Records excerpted from a collection:
⟨

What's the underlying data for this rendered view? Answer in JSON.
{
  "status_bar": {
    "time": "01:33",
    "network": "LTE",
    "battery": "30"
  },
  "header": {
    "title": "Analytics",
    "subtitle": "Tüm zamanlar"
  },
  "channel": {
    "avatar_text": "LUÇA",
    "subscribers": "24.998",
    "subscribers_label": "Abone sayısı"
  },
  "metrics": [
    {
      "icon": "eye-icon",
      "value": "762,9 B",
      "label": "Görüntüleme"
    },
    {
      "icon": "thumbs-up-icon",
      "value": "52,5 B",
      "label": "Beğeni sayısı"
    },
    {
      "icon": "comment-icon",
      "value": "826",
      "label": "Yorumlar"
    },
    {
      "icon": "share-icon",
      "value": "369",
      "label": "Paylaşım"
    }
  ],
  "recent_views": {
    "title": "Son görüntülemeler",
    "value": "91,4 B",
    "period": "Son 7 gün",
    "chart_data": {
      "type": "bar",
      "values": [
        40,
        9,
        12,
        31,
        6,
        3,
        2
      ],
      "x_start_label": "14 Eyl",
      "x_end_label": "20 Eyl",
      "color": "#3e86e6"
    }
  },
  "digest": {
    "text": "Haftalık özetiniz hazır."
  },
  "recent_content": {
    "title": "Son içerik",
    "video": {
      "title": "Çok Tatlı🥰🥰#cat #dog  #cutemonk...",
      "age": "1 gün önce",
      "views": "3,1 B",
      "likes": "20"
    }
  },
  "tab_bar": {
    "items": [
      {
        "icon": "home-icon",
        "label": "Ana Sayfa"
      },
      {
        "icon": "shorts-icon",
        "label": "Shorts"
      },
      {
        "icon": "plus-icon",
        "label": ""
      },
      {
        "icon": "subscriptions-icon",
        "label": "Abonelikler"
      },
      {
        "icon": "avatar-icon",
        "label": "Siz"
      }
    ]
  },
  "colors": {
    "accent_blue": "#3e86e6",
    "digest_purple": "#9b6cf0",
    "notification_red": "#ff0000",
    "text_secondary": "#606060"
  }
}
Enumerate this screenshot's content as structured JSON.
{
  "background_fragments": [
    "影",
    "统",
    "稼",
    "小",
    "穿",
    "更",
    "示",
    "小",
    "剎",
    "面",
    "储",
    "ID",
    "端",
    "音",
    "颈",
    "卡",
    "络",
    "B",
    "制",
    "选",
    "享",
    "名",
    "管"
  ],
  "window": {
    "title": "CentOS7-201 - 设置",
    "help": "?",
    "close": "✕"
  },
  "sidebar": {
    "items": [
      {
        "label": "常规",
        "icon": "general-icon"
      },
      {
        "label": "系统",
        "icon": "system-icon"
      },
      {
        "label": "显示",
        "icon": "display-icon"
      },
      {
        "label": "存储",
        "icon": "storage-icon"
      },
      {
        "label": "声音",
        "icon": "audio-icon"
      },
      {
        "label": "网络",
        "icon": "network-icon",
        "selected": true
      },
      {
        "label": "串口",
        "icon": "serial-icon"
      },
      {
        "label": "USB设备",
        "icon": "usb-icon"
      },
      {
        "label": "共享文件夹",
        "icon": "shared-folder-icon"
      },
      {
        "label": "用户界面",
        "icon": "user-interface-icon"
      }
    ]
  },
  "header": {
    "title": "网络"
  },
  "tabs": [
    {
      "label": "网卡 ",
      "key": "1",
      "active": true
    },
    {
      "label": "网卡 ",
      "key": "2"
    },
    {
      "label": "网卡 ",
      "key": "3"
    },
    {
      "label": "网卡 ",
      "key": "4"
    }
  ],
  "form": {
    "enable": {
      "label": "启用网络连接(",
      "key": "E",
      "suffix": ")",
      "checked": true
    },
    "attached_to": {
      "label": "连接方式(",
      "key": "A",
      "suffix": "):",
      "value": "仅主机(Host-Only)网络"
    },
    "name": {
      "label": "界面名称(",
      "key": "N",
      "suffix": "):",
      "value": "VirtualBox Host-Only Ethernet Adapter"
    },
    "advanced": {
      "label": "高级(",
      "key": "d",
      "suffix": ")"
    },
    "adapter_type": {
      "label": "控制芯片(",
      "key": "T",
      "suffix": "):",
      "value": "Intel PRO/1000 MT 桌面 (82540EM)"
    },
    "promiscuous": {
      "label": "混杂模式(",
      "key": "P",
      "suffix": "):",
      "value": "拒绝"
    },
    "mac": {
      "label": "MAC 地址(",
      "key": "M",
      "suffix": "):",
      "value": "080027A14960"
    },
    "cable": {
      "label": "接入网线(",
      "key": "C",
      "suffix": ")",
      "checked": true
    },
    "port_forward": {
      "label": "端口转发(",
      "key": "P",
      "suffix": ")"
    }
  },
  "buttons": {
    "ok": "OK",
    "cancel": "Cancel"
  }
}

⟩

» **What to produce**
Find the count of lines in the data above where the string "sayısı" occurs. Provide that number alone.

» **Written response**
2